++++ RECORDS FOR THIS EXERCISE ++++

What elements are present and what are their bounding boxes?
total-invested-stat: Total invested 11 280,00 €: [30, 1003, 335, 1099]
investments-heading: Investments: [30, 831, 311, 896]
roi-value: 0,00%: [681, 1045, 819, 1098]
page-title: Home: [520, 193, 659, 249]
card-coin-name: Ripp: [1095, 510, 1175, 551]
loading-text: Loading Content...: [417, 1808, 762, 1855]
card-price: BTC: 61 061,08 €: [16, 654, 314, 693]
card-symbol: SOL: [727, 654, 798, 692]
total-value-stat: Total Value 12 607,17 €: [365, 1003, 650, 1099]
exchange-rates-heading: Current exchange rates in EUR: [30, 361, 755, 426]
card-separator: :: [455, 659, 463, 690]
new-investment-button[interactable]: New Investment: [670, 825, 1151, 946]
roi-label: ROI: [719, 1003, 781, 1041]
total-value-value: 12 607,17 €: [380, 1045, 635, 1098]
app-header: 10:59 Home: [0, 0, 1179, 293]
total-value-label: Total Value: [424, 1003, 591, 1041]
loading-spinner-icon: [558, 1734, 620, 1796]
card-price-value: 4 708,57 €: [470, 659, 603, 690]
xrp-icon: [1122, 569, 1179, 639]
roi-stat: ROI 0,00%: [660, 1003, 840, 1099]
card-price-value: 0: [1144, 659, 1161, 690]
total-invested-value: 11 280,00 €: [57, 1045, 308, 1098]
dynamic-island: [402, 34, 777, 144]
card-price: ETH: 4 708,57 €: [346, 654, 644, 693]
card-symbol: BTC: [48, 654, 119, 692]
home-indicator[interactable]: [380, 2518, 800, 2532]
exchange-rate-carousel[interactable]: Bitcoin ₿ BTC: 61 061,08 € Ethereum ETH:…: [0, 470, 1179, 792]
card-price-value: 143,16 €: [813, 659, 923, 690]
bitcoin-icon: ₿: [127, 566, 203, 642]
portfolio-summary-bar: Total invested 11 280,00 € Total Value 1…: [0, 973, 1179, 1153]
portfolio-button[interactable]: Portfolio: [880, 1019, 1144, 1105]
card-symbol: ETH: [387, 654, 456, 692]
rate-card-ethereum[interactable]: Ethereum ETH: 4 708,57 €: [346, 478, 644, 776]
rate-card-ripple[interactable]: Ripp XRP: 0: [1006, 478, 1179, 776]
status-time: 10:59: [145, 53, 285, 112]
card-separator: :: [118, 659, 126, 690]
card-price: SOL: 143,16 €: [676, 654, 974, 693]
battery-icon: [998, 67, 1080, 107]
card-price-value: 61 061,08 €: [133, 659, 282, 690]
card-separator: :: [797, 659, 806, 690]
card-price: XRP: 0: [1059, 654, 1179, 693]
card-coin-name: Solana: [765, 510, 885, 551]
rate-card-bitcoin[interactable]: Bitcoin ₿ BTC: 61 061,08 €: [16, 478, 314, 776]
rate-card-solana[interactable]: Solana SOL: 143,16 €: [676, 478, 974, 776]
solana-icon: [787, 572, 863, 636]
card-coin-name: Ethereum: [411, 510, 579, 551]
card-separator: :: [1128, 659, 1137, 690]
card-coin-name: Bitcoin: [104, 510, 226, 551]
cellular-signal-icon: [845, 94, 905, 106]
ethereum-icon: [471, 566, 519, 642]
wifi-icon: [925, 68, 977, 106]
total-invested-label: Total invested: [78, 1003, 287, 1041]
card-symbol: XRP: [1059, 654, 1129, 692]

++++

[WORK INSTRUCTIONS]: Render every line of the listing as a Markdown table with a "Row" column for the row number and a "Line" column for the line itself, omitting blank lines.

[EXERCISE OUTPUT]:
| Row | Line |
|---|---|
| 1 | What elements are present and what are their bounding boxes? |
| 2 | total-invested-stat: Total invested 11 280,00 €: [30, 1003, 335, 1099] |
| 3 | investments-heading: Investments: [30, 831, 311, 896] |
| 4 | roi-value: 0,00%: [681, 1045, 819, 1098] |
| 5 | page-title: Home: [520, 193, 659, 249] |
| 6 | card-coin-name: Ripp: [1095, 510, 1175, 551] |
| 7 | loading-text: Loading Content...: [417, 1808, 762, 1855] |
| 8 | card-price: BTC: 61 061,08 €: [16, 654, 314, 693] |
| 9 | card-symbol: SOL: [727, 654, 798, 692] |
| 10 | total-value-stat: Total Value 12 607,17 €: [365, 1003, 650, 1099] |
| 11 | exchange-rates-heading: Current exchange rates in EUR: [30, 361, 755, 426] |
| 12 | card-separator: :: [455, 659, 463, 690] |
| 13 | new-investment-button[interactable]: New Investment: [670, 825, 1151, 946] |
| 14 | roi-label: ROI: [719, 1003, 781, 1041] |
| 15 | total-value-value: 12 607,17 €: [380, 1045, 635, 1098] |
| 16 | app-header: 10:59 Home: [0, 0, 1179, 293] |
| 17 | total-value-label: Total Value: [424, 1003, 591, 1041] |
| 18 | loading-spinner-icon: [558, 1734, 620, 1796] |
| 19 | card-price-value: 4 708,57 €: [470, 659, 603, 690] |
| 20 | xrp-icon: [1122, 569, 1179, 639] |
| 21 | roi-stat: ROI 0,00%: [660, 1003, 840, 1099] |
| 22 | card-price-value: 0: [1144, 659, 1161, 690] |
| 23 | total-invested-value: 11 280,00 €: [57, 1045, 308, 1098] |
| 24 | dynamic-island: [402, 34, 777, 144] |
| 25 | card-price: ETH: 4 708,57 €: [346, 654, 644, 693] |
| 26 | card-symbol: BTC: [48, 654, 119, 692] |
| 27 | home-indicator[interactable]: [380, 2518, 800, 2532] |
| 28 | exchange-rate-carousel[interactable]: Bitcoin ₿ BTC: 61 061,08 € Ethereum ETH:…: [0, 470, 1179, 792] |
| 29 | card-price-value: 143,16 €: [813, 659, 923, 690] |
| 30 | bitcoin-icon: ₿: [127, 566, 203, 642] |
| 31 | portfolio-summary-bar: Total invested 11 280,00 € Total Value 1…: [0, 973, 1179, 1153] |
| 32 | portfolio-button[interactable]: Portfolio: [880, 1019, 1144, 1105] |
| 33 | card-symbol: ETH: [387, 654, 456, 692] |
| 34 | rate-card-ethereum[interactable]: Ethereum ETH: 4 708,57 €: [346, 478, 644, 776] |
| 35 | rate-card-ripple[interactable]: Ripp XRP: 0: [1006, 478, 1179, 776] |
| 36 | status-time: 10:59: [145, 53, 285, 112] |
| 37 | card-separator: :: [118, 659, 126, 690] |
| 38 | card-price: SOL: 143,16 €: [676, 654, 974, 693] |
| 39 | battery-icon: [998, 67, 1080, 107] |
| 40 | card-price-value: 61 061,08 €: [133, 659, 282, 690] |
| 41 | card-separator: :: [797, 659, 806, 690] |
| 42 | card-price: XRP: 0: [1059, 654, 1179, 693] |
| 43 | card-coin-name: Solana: [765, 510, 885, 551] |
| 44 | rate-card-bitcoin[interactable]: Bitcoin ₿ BTC: 61 061,08 €: [16, 478, 314, 776] |
| 45 | rate-card-solana[interactable]: Solana SOL: 143,16 €: [676, 478, 974, 776] |
| 46 | solana-icon: [787, 572, 863, 636] |
| 47 | card-coin-name: Ethereum: [411, 510, 579, 551] |
| 48 | card-separator: :: [1128, 659, 1137, 690] |
| 49 | card-coin-name: Bitcoin: [104, 510, 226, 551] |
| 50 | cellular-signal-icon: [845, 94, 905, 106] |
| 51 | ethereum-icon: [471, 566, 519, 642] |
| 52 | wifi-icon: [925, 68, 977, 106] |
| 53 | total-invested-label: Total invested: [78, 1003, 287, 1041] |
| 54 | card-symbol: XRP: [1059, 654, 1129, 692] |